§ Challenge:
Set down each record exactly as written.

(Dataset items)
⁂

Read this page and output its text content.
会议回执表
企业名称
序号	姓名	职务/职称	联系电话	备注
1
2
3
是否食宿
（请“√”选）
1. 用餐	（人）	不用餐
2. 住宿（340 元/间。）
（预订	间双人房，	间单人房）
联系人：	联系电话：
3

⁂

§ Task result:
Read this page and output its text content.
会议回执表
企业名称
序号	姓名	职务/职称	联系电话	备注
1
2
3
是否食宿
（请“√”选）
1. 用餐	（人）	不用餐
2. 住宿（340 元/间。）
（预订	间双人房，	间单人房）
联系人：	联系电话：
3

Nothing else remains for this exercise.